— AIM OF THE EXERCISE —
Give every entry again, word for word and in full.

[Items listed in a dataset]

* start *

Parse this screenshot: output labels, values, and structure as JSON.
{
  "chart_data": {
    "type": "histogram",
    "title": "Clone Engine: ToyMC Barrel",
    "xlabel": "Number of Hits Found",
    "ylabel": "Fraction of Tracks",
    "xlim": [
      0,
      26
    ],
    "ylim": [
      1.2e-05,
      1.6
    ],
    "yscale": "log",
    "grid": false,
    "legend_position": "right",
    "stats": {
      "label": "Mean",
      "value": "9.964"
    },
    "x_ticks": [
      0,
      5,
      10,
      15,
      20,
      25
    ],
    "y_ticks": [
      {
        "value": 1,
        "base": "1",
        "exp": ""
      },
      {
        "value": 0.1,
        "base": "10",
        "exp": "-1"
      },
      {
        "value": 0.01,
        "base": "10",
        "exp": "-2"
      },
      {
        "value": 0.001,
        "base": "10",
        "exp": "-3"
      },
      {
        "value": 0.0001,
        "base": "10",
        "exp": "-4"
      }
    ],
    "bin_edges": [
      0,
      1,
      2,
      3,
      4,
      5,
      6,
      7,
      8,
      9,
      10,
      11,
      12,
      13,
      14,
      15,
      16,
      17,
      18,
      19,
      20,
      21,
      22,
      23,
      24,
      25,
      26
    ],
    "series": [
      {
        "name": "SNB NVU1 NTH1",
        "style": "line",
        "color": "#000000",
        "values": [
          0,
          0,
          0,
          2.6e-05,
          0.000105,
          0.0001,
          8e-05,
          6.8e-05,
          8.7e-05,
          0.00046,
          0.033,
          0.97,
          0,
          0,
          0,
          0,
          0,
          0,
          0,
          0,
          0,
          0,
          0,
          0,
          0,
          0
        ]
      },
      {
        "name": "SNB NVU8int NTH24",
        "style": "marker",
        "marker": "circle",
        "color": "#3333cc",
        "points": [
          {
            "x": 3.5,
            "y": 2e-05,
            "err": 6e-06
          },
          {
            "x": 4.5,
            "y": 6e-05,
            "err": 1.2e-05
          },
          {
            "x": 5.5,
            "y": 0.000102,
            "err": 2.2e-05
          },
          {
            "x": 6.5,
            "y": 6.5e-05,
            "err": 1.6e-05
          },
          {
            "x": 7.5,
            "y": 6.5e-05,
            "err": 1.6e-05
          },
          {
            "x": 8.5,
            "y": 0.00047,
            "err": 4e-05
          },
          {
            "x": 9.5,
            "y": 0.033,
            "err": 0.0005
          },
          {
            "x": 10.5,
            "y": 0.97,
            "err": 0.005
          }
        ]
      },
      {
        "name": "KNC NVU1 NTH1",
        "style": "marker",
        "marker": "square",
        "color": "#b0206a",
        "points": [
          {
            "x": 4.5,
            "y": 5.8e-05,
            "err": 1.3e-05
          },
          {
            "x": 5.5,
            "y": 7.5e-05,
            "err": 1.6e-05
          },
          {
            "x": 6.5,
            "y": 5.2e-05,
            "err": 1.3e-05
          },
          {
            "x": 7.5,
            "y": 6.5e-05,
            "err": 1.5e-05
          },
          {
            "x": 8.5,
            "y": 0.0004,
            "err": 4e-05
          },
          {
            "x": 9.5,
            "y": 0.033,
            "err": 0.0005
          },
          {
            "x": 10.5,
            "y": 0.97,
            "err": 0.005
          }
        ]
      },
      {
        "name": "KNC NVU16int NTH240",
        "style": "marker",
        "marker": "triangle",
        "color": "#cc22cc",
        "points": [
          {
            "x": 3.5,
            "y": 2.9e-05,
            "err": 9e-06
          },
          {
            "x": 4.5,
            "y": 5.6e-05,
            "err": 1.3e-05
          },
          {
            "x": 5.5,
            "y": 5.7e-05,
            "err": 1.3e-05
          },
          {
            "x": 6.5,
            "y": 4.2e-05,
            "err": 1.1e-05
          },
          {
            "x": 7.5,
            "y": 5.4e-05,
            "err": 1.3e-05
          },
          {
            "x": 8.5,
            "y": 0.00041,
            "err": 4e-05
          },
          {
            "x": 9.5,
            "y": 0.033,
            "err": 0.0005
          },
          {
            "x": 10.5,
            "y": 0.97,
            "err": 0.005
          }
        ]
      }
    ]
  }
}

* end *

— RESULT —
Parse this screenshot: output labels, values, and structure as JSON.
{
  "chart_data": {
    "type": "histogram",
    "title": "Clone Engine: ToyMC Barrel",
    "xlabel": "Number of Hits Found",
    "ylabel": "Fraction of Tracks",
    "xlim": [
      0,
      26
    ],
    "ylim": [
      1.2e-05,
      1.6
    ],
    "yscale": "log",
    "grid": false,
    "legend_position": "right",
    "stats": {
      "label": "Mean",
      "value": "9.964"
    },
    "x_ticks": [
      0,
      5,
      10,
      15,
      20,
      25
    ],
    "y_ticks": [
      {
        "value": 1,
        "base": "1",
        "exp": ""
      },
      {
        "value": 0.1,
        "base": "10",
        "exp": "-1"
      },
      {
        "value": 0.01,
        "base": "10",
        "exp": "-2"
      },
      {
        "value": 0.001,
        "base": "10",
        "exp": "-3"
      },
      {
        "value": 0.0001,
        "base": "10",
        "exp": "-4"
      }
    ],
    "bin_edges": [
      0,
      1,
      2,
      3,
      4,
      5,
      6,
      7,
      8,
      9,
      10,
      11,
      12,
      13,
      14,
      15,
      16,
      17,
      18,
      19,
      20,
      21,
      22,
      23,
      24,
      25,
      26
    ],
    "series": [
      {
        "name": "SNB NVU1 NTH1",
        "style": "line",
        "color": "#000000",
        "values": [
          0,
          0,
          0,
          2.6e-05,
          0.000105,
          0.0001,
          8e-05,
          6.8e-05,
          8.7e-05,
          0.00046,
          0.033,
          0.97,
          0,
          0,
          0,
          0,
          0,
          0,
          0,
          0,
          0,
          0,
          0,
          0,
          0,
          0
        ]
      },
      {
        "name": "SNB NVU8int NTH24",
        "style": "marker",
        "marker": "circle",
        "color": "#3333cc",
        "points": [
          {
            "x": 3.5,
            "y": 2e-05,
            "err": 6e-06
          },
          {
            "x": 4.5,
            "y": 6e-05,
            "err": 1.2e-05
          },
          {
            "x": 5.5,
            "y": 0.000102,
            "err": 2.2e-05
          },
          {
            "x": 6.5,
            "y": 6.5e-05,
            "err": 1.6e-05
          },
          {
            "x": 7.5,
            "y": 6.5e-05,
            "err": 1.6e-05
          },
          {
            "x": 8.5,
            "y": 0.00047,
            "err": 4e-05
          },
          {
            "x": 9.5,
            "y": 0.033,
            "err": 0.0005
          },
          {
            "x": 10.5,
            "y": 0.97,
            "err": 0.005
          }
        ]
      },
      {
        "name": "KNC NVU1 NTH1",
        "style": "marker",
        "marker": "square",
        "color": "#b0206a",
        "points": [
          {
            "x": 4.5,
            "y": 5.8e-05,
            "err": 1.3e-05
          },
          {
            "x": 5.5,
            "y": 7.5e-05,
            "err": 1.6e-05
          },
          {
            "x": 6.5,
            "y": 5.2e-05,
            "err": 1.3e-05
          },
          {
            "x": 7.5,
            "y": 6.5e-05,
            "err": 1.5e-05
          },
          {
            "x": 8.5,
            "y": 0.0004,
            "err": 4e-05
          },
          {
            "x": 9.5,
            "y": 0.033,
            "err": 0.0005
          },
          {
            "x": 10.5,
            "y": 0.97,
            "err": 0.005
          }
        ]
      },
      {
        "name": "KNC NVU16int NTH240",
        "style": "marker",
        "marker": "triangle",
        "color": "#cc22cc",
        "points": [
          {
            "x": 3.5,
            "y": 2.9e-05,
            "err": 9e-06
          },
          {
            "x": 4.5,
            "y": 5.6e-05,
            "err": 1.3e-05
          },
          {
            "x": 5.5,
            "y": 5.7e-05,
            "err": 1.3e-05
          },
          {
            "x": 6.5,
            "y": 4.2e-05,
            "err": 1.1e-05
          },
          {
            "x": 7.5,
            "y": 5.4e-05,
            "err": 1.3e-05
          },
          {
            "x": 8.5,
            "y": 0.00041,
            "err": 4e-05
          },
          {
            "x": 9.5,
            "y": 0.033,
            "err": 0.0005
          },
          {
            "x": 10.5,
            "y": 0.97,
            "err": 0.005
          }
        ]
      }
    ]
  }
}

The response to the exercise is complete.